## REQUIREMENT
Can you copy out the data exactly? Leave the images out.

● ● ● ● ●

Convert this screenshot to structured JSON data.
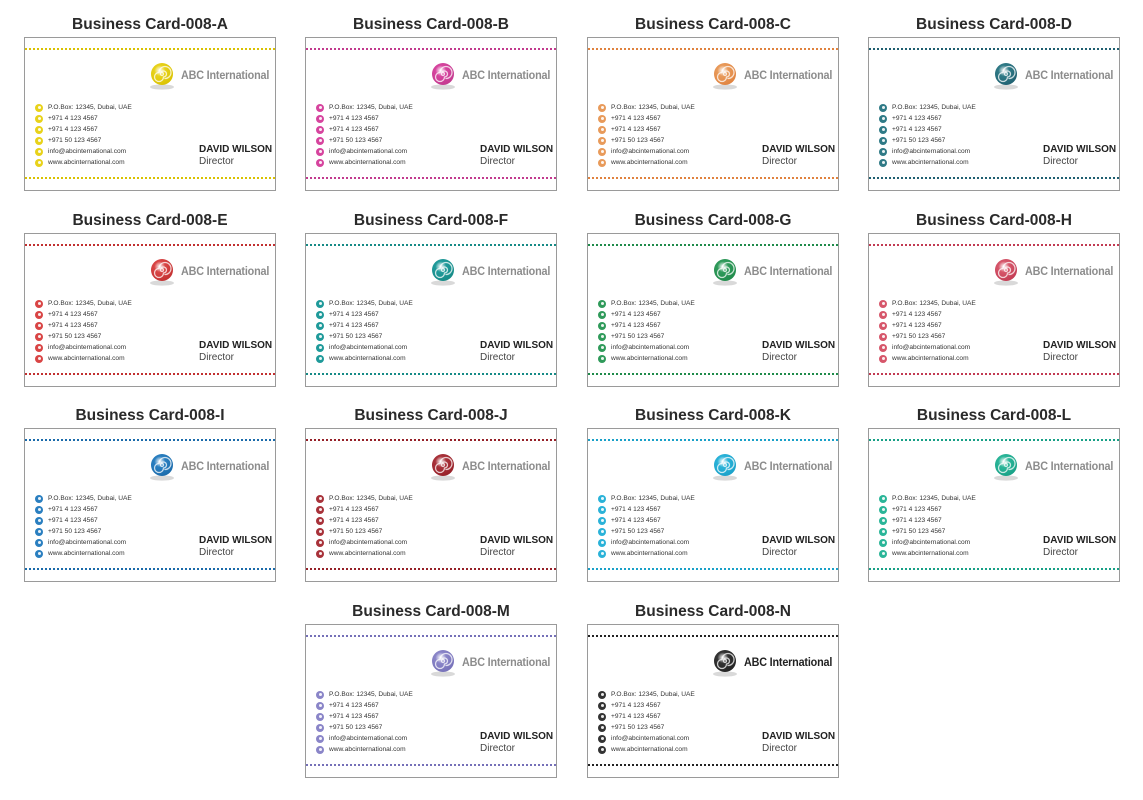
{
  "card_common": {
    "brand": "ABC International",
    "contacts": [
      {
        "icon": "location-icon",
        "text": "P.O.Box: 12345, Dubai, UAE"
      },
      {
        "icon": "phone-icon",
        "text": "+971 4 123 4567"
      },
      {
        "icon": "fax-icon",
        "text": "+971 4 123 4567"
      },
      {
        "icon": "mobile-icon",
        "text": "+971 50 123 4567"
      },
      {
        "icon": "email-icon",
        "text": "info@abcinternational.com"
      },
      {
        "icon": "web-icon",
        "text": "www.abcinternational.com"
      }
    ],
    "name": "DAVID WILSON",
    "role": "Director"
  },
  "cards": [
    {
      "id": "a",
      "title": "Business Card-008-A",
      "accent": "#e8d21a",
      "dot": "#d9c100"
    },
    {
      "id": "b",
      "title": "Business Card-008-B",
      "accent": "#d6449e",
      "dot": "#c23a8e"
    },
    {
      "id": "c",
      "title": "Business Card-008-C",
      "accent": "#e89a5a",
      "dot": "#e0823e"
    },
    {
      "id": "d",
      "title": "Business Card-008-D",
      "accent": "#2f7a86",
      "dot": "#1f5f70"
    },
    {
      "id": "e",
      "title": "Business Card-008-E",
      "accent": "#d94545",
      "dot": "#c23030"
    },
    {
      "id": "f",
      "title": "Business Card-008-F",
      "accent": "#1f9a9a",
      "dot": "#168a86"
    },
    {
      "id": "g",
      "title": "Business Card-008-G",
      "accent": "#2f9a5a",
      "dot": "#1f8a4a"
    },
    {
      "id": "h",
      "title": "Business Card-008-H",
      "accent": "#d6566a",
      "dot": "#c23a52"
    },
    {
      "id": "i",
      "title": "Business Card-008-I",
      "accent": "#2a7fc0",
      "dot": "#1a6aaa"
    },
    {
      "id": "j",
      "title": "Business Card-008-J",
      "accent": "#a8323a",
      "dot": "#962028"
    },
    {
      "id": "k",
      "title": "Business Card-008-K",
      "accent": "#2ab2d8",
      "dot": "#19a0c8"
    },
    {
      "id": "l",
      "title": "Business Card-008-L",
      "accent": "#2ab598",
      "dot": "#17a086"
    },
    {
      "id": "m",
      "title": "Business Card-008-M",
      "accent": "#8a85c8",
      "dot": "#7570b8"
    },
    {
      "id": "n",
      "title": "Business Card-008-N",
      "accent": "#333333",
      "dot": "#222222",
      "brand_color": "#222222"
    }
  ]
}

● ● ● ● ●

## REPLY TO THE TASK
Convert this screenshot to structured JSON data.
{
  "card_common": {
    "brand": "ABC International",
    "contacts": [
      {
        "icon": "location-icon",
        "text": "P.O.Box: 12345, Dubai, UAE"
      },
      {
        "icon": "phone-icon",
        "text": "+971 4 123 4567"
      },
      {
        "icon": "fax-icon",
        "text": "+971 4 123 4567"
      },
      {
        "icon": "mobile-icon",
        "text": "+971 50 123 4567"
      },
      {
        "icon": "email-icon",
        "text": "info@abcinternational.com"
      },
      {
        "icon": "web-icon",
        "text": "www.abcinternational.com"
      }
    ],
    "name": "DAVID WILSON",
    "role": "Director"
  },
  "cards": [
    {
      "id": "a",
      "title": "Business Card-008-A",
      "accent": "#e8d21a",
      "dot": "#d9c100"
    },
    {
      "id": "b",
      "title": "Business Card-008-B",
      "accent": "#d6449e",
      "dot": "#c23a8e"
    },
    {
      "id": "c",
      "title": "Business Card-008-C",
      "accent": "#e89a5a",
      "dot": "#e0823e"
    },
    {
      "id": "d",
      "title": "Business Card-008-D",
      "accent": "#2f7a86",
      "dot": "#1f5f70"
    },
    {
      "id": "e",
      "title": "Business Card-008-E",
      "accent": "#d94545",
      "dot": "#c23030"
    },
    {
      "id": "f",
      "title": "Business Card-008-F",
      "accent": "#1f9a9a",
      "dot": "#168a86"
    },
    {
      "id": "g",
      "title": "Business Card-008-G",
      "accent": "#2f9a5a",
      "dot": "#1f8a4a"
    },
    {
      "id": "h",
      "title": "Business Card-008-H",
      "accent": "#d6566a",
      "dot": "#c23a52"
    },
    {
      "id": "i",
      "title": "Business Card-008-I",
      "accent": "#2a7fc0",
      "dot": "#1a6aaa"
    },
    {
      "id": "j",
      "title": "Business Card-008-J",
      "accent": "#a8323a",
      "dot": "#962028"
    },
    {
      "id": "k",
      "title": "Business Card-008-K",
      "accent": "#2ab2d8",
      "dot": "#19a0c8"
    },
    {
      "id": "l",
      "title": "Business Card-008-L",
      "accent": "#2ab598",
      "dot": "#17a086"
    },
    {
      "id": "m",
      "title": "Business Card-008-M",
      "accent": "#8a85c8",
      "dot": "#7570b8"
    },
    {
      "id": "n",
      "title": "Business Card-008-N",
      "accent": "#333333",
      "dot": "#222222",
      "brand_color": "#222222"
    }
  ]
}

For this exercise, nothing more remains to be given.